RECORDS TO PROCESS ▸
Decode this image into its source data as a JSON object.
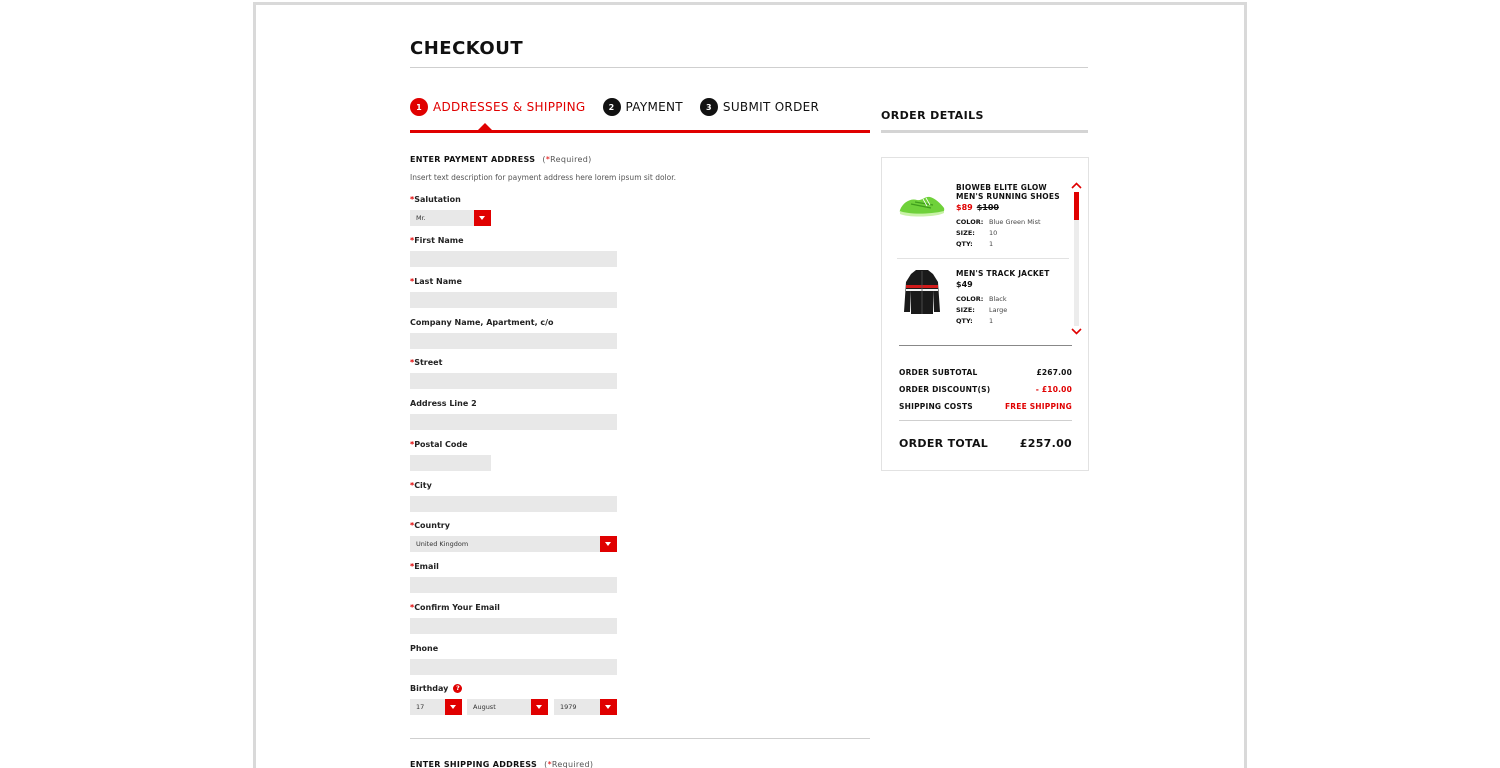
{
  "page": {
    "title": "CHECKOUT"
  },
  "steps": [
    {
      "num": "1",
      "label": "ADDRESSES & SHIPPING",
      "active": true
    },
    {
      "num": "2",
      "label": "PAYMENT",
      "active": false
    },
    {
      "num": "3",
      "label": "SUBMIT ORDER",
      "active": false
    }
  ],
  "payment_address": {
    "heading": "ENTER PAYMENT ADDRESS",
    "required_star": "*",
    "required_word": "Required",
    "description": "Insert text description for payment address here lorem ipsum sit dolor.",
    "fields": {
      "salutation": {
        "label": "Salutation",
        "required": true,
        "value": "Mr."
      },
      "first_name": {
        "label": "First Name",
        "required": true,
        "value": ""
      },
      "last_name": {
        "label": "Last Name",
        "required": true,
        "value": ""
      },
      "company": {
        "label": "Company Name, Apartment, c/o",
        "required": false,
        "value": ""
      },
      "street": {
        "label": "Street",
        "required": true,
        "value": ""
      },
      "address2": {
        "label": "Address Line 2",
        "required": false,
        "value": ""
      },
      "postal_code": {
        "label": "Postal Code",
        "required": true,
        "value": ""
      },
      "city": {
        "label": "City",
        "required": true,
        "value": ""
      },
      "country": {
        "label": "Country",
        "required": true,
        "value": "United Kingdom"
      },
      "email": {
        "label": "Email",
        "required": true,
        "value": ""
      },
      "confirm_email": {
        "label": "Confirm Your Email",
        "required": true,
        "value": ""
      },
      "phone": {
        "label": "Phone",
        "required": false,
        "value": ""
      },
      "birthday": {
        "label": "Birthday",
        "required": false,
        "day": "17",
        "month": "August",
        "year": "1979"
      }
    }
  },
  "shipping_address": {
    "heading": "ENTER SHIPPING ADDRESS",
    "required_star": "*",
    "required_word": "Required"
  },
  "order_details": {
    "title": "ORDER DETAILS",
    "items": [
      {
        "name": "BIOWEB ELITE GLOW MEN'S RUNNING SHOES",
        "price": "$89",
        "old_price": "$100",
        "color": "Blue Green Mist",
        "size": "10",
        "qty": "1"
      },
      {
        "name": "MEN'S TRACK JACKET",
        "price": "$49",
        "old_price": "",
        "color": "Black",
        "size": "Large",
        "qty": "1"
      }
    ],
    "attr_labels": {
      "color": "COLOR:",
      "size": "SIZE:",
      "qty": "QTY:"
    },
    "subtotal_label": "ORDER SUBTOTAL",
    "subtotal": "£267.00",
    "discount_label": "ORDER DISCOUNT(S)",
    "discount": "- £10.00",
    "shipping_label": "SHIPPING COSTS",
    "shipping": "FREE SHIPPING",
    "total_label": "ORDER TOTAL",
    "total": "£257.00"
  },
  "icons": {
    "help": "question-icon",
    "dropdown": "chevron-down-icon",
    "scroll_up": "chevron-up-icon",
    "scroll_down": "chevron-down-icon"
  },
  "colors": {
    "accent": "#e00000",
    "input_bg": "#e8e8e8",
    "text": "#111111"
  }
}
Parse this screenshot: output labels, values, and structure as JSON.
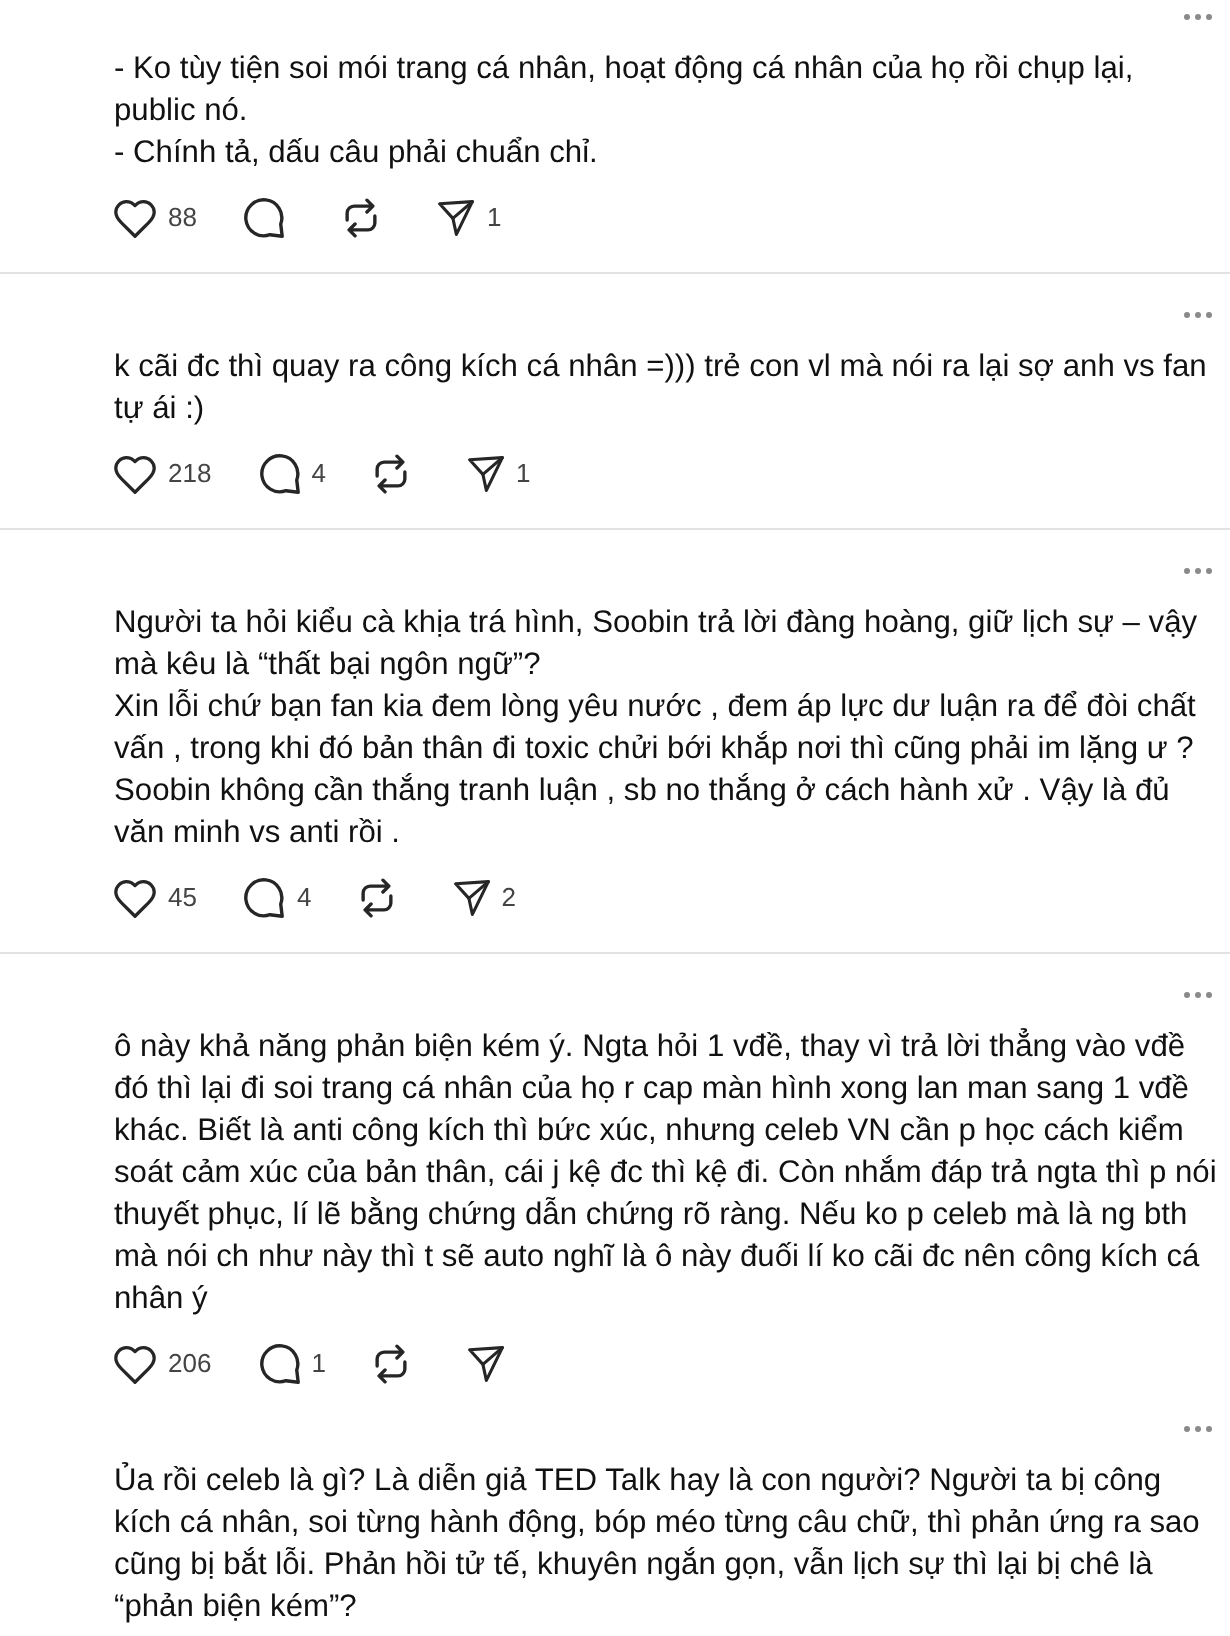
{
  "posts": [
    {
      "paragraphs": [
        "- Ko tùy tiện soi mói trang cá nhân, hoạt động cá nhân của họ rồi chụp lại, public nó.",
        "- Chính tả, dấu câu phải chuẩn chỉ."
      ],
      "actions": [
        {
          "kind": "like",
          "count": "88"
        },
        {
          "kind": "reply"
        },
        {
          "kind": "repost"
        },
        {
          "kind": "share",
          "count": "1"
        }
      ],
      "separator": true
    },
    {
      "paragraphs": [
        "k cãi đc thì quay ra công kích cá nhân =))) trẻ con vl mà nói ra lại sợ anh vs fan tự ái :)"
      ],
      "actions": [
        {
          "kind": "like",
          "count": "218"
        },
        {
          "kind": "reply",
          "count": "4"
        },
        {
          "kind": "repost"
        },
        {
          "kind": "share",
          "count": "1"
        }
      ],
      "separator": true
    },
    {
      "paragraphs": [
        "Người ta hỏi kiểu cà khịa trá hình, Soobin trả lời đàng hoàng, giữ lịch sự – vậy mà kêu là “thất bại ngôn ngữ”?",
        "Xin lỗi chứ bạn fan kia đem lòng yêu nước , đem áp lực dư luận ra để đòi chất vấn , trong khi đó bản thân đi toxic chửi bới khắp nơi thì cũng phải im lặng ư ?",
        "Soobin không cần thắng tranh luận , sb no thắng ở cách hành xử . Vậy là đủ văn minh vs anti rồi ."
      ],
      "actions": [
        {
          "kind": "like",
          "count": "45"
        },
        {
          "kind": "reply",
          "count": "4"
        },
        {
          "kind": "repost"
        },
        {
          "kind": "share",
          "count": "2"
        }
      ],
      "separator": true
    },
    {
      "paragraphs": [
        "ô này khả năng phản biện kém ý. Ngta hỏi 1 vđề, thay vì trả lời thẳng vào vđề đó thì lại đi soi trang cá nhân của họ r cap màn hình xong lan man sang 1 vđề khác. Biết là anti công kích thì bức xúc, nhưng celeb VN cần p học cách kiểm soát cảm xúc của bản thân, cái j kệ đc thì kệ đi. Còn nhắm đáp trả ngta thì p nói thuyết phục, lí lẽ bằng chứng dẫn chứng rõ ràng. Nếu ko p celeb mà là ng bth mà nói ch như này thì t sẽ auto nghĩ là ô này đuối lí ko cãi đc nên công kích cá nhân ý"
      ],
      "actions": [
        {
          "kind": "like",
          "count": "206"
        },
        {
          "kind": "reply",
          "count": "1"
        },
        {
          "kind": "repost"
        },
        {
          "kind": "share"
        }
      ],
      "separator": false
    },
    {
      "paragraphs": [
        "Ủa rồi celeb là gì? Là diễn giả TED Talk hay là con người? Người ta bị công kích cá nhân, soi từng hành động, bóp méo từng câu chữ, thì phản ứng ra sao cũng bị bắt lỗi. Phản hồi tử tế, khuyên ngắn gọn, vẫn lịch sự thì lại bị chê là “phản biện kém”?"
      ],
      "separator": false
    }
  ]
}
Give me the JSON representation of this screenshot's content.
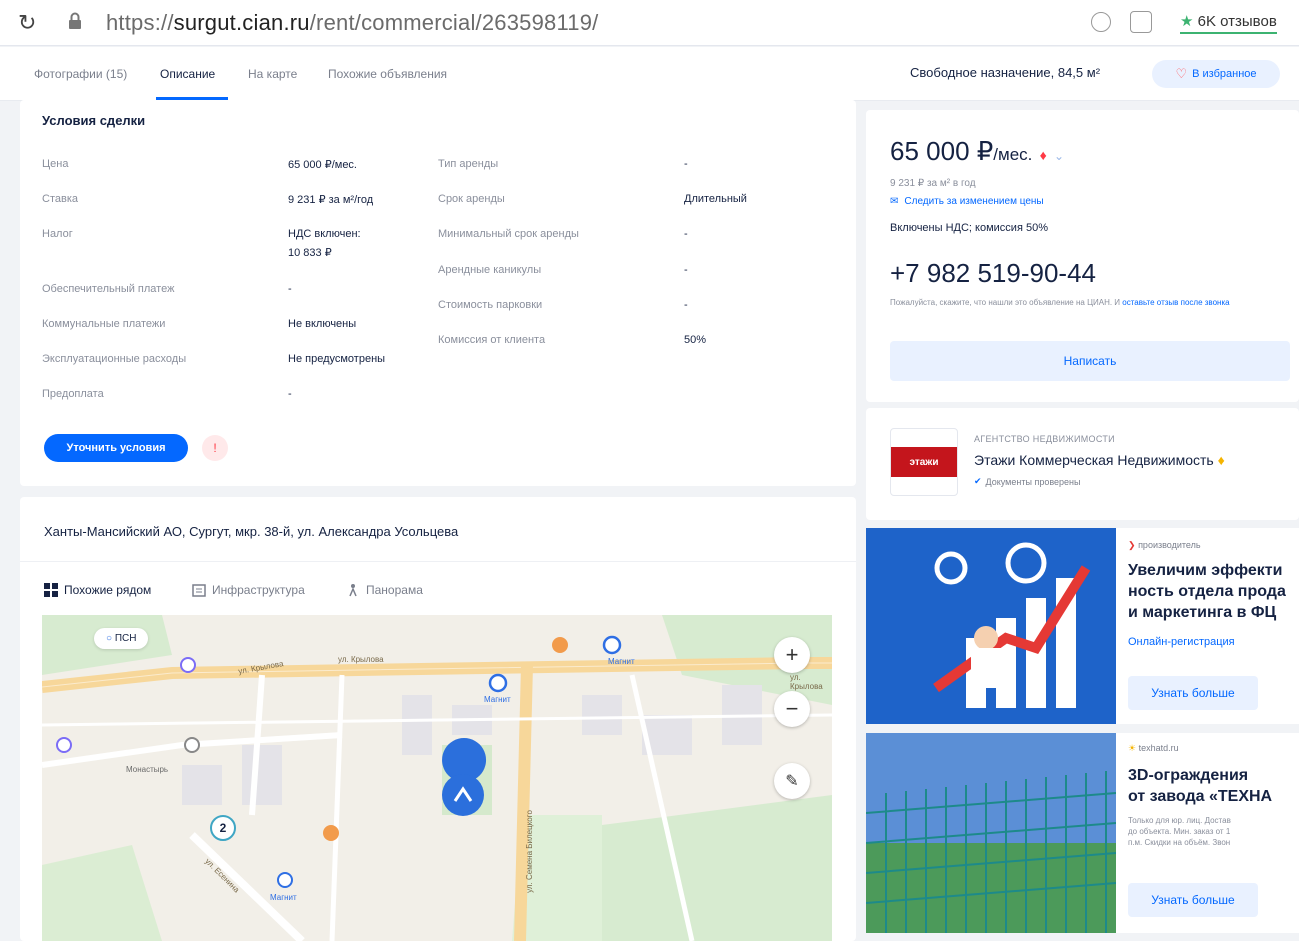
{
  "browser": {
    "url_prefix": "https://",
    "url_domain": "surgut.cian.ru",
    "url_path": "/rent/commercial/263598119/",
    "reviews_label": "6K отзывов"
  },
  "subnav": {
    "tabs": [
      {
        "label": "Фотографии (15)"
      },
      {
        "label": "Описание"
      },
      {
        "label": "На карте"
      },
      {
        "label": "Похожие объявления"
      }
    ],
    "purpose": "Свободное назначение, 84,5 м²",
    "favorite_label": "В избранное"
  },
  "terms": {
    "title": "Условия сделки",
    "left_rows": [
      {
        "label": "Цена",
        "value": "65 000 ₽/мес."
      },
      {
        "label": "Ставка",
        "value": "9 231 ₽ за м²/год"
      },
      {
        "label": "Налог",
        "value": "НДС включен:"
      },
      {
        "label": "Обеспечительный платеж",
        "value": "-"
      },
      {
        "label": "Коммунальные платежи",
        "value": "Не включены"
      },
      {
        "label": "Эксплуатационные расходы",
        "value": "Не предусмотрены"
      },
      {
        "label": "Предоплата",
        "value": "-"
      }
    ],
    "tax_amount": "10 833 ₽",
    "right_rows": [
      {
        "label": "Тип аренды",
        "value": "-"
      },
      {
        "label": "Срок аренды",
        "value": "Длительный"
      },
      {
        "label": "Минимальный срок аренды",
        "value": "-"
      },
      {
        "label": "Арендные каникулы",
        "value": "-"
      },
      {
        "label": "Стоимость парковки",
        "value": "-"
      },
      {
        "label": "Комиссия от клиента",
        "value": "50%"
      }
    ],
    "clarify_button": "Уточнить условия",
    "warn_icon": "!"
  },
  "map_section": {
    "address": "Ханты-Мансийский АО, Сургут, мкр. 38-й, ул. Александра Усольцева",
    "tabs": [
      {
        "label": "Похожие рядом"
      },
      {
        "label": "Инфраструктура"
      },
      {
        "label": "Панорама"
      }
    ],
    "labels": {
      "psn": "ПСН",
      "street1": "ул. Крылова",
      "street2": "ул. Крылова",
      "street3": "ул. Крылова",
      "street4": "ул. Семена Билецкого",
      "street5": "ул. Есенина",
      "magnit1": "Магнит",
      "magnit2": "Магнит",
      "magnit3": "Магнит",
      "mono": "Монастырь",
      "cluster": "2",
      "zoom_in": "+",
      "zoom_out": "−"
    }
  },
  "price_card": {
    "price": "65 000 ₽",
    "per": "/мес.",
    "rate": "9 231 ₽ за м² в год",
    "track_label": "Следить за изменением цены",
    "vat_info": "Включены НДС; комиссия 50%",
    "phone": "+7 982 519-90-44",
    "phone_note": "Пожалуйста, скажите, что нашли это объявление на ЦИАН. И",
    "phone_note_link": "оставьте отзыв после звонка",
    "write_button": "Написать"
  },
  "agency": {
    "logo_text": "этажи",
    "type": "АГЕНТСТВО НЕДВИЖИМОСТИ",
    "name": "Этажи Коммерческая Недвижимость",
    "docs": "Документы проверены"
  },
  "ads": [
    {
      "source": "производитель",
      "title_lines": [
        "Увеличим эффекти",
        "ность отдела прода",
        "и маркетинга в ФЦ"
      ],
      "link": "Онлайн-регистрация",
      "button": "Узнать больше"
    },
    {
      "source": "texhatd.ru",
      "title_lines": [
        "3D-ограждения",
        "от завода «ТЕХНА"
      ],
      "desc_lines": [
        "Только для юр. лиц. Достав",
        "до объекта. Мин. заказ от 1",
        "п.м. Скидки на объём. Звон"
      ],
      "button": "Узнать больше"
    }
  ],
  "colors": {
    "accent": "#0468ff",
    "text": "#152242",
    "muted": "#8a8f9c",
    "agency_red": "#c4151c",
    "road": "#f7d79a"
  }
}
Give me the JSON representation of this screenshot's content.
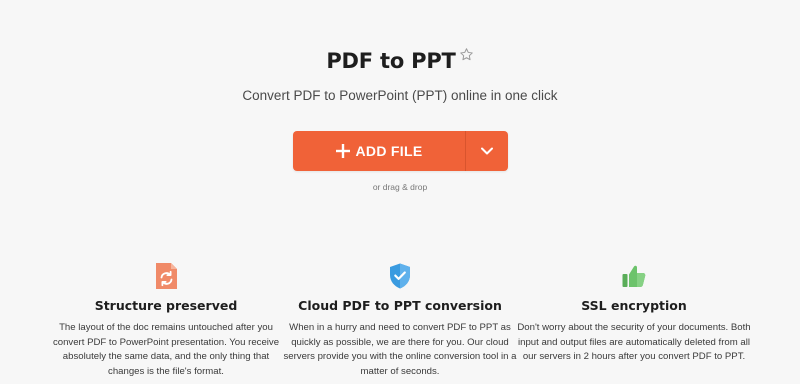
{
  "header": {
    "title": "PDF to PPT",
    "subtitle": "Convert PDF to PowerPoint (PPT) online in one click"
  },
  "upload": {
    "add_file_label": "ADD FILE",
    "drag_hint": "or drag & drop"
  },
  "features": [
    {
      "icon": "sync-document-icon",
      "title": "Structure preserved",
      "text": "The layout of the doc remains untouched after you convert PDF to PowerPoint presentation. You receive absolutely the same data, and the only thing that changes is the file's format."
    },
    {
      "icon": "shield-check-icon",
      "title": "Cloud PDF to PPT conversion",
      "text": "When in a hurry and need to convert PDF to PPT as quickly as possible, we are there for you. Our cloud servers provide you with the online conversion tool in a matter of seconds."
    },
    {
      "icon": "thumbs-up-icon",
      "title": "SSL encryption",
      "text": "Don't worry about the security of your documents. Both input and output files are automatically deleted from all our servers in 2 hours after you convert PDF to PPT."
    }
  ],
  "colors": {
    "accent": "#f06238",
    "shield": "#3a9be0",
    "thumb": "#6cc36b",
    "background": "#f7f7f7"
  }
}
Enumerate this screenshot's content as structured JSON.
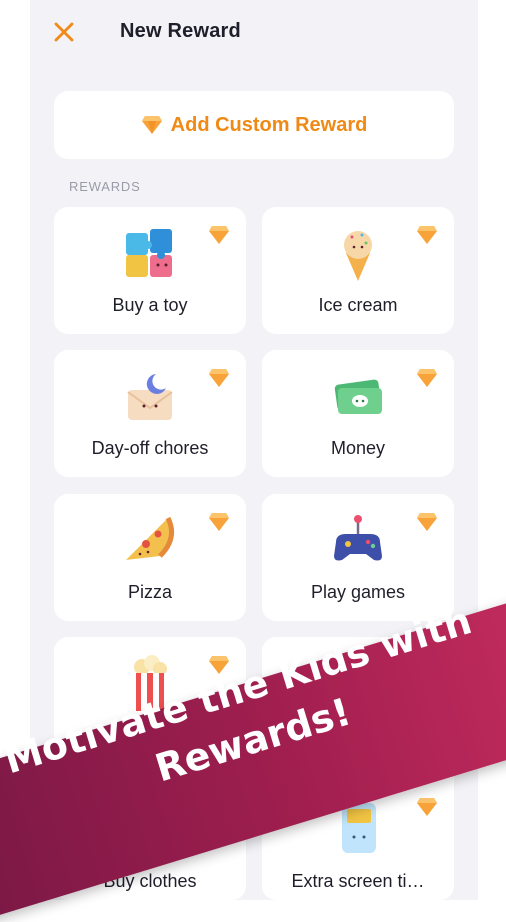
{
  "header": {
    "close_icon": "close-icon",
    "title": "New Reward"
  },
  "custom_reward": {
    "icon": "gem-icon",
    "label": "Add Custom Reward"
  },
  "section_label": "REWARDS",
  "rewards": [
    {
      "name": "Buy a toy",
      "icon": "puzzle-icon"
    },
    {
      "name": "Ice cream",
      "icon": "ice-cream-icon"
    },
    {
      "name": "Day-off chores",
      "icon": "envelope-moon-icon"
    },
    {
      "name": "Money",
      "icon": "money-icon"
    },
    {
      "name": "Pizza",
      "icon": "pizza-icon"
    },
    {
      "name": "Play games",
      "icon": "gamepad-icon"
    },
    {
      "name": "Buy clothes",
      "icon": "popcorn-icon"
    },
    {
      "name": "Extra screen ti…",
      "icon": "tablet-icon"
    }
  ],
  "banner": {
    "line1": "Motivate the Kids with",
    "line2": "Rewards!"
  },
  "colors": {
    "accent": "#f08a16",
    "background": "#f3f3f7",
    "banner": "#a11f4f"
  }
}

GOAL ▸ Look through the entries above and list every line containing "with".

WRITTEN ANSWER ▸
      "text": "When in a hurry and need to convert PDF to PPT as quickly as possible, we are there for you. Our cloud servers provide you with the online conversion tool in a matter of seconds."
    "line1": "Motivate the Kids with",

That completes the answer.